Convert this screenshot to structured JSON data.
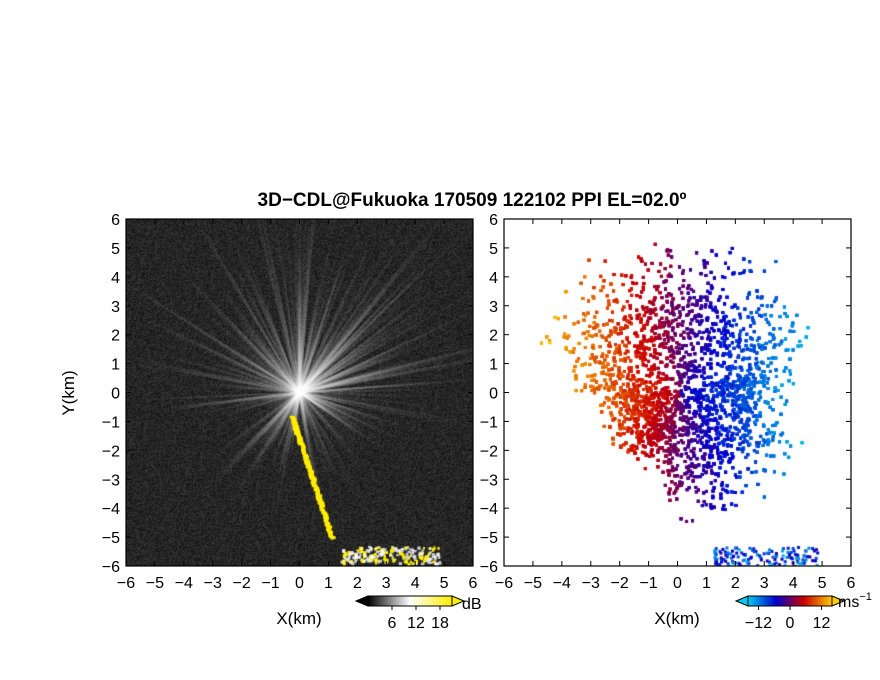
{
  "title": "3D−CDL@Fukuoka 170509 122102 PPI EL=02.0º",
  "ylabel": "Y(km)",
  "xlabel": "X(km)",
  "chart_data": [
    {
      "type": "heatmap",
      "panel": "reflectivity",
      "xlabel": "X(km)",
      "ylabel": "Y(km)",
      "xlim": [
        -6,
        6
      ],
      "ylim": [
        -6,
        6
      ],
      "xticks": [
        "−6",
        "−5",
        "−4",
        "−3",
        "−2",
        "−1",
        "0",
        "1",
        "2",
        "3",
        "4",
        "5",
        "6"
      ],
      "yticks": [
        "6",
        "5",
        "4",
        "3",
        "2",
        "1",
        "0",
        "−1",
        "−2",
        "−3",
        "−4",
        "−5",
        "−6"
      ],
      "colorbar": {
        "unit": "dB",
        "ticks": [
          "6",
          "12",
          "18"
        ],
        "range": [
          0,
          21
        ],
        "colors": [
          "#000000",
          "#ffffff",
          "#ffee00"
        ]
      }
    },
    {
      "type": "heatmap",
      "panel": "radial-velocity",
      "xlabel": "X(km)",
      "xlim": [
        -6,
        6
      ],
      "ylim": [
        -6,
        6
      ],
      "xticks": [
        "−6",
        "−5",
        "−4",
        "−3",
        "−2",
        "−1",
        "0",
        "1",
        "2",
        "3",
        "4",
        "5",
        "6"
      ],
      "yticks": [
        "6",
        "5",
        "4",
        "3",
        "2",
        "1",
        "0",
        "−1",
        "−2",
        "−3",
        "−4",
        "−5",
        "−6"
      ],
      "colorbar": {
        "unit": "ms",
        "unit_sup": "−1",
        "ticks": [
          "−12",
          "0",
          "12"
        ],
        "range": [
          -16,
          16
        ],
        "colors": [
          "#00ccee",
          "#0000cc",
          "#cc0000",
          "#ffcc00"
        ]
      }
    }
  ]
}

=======

#### [WHAT IS ASKED]
Transcribe the whole listing exactly. Pictures are excluded.

#### [EXERCISE ANSWER]
Convert this screenshot to structured JSON data.
{
  "title": "3D−CDL@Fukuoka 170509 122102 PPI EL=02.0º",
  "ylabel": "Y(km)",
  "xlabel": "X(km)",
  "chart_data": [
    {
      "type": "heatmap",
      "panel": "reflectivity",
      "xlabel": "X(km)",
      "ylabel": "Y(km)",
      "xlim": [
        -6,
        6
      ],
      "ylim": [
        -6,
        6
      ],
      "xticks": [
        "−6",
        "−5",
        "−4",
        "−3",
        "−2",
        "−1",
        "0",
        "1",
        "2",
        "3",
        "4",
        "5",
        "6"
      ],
      "yticks": [
        "6",
        "5",
        "4",
        "3",
        "2",
        "1",
        "0",
        "−1",
        "−2",
        "−3",
        "−4",
        "−5",
        "−6"
      ],
      "colorbar": {
        "unit": "dB",
        "ticks": [
          "6",
          "12",
          "18"
        ],
        "range": [
          0,
          21
        ],
        "colors": [
          "#000000",
          "#ffffff",
          "#ffee00"
        ]
      }
    },
    {
      "type": "heatmap",
      "panel": "radial-velocity",
      "xlabel": "X(km)",
      "xlim": [
        -6,
        6
      ],
      "ylim": [
        -6,
        6
      ],
      "xticks": [
        "−6",
        "−5",
        "−4",
        "−3",
        "−2",
        "−1",
        "0",
        "1",
        "2",
        "3",
        "4",
        "5",
        "6"
      ],
      "yticks": [
        "6",
        "5",
        "4",
        "3",
        "2",
        "1",
        "0",
        "−1",
        "−2",
        "−3",
        "−4",
        "−5",
        "−6"
      ],
      "colorbar": {
        "unit": "ms",
        "unit_sup": "−1",
        "ticks": [
          "−12",
          "0",
          "12"
        ],
        "range": [
          -16,
          16
        ],
        "colors": [
          "#00ccee",
          "#0000cc",
          "#cc0000",
          "#ffcc00"
        ]
      }
    }
  ]
}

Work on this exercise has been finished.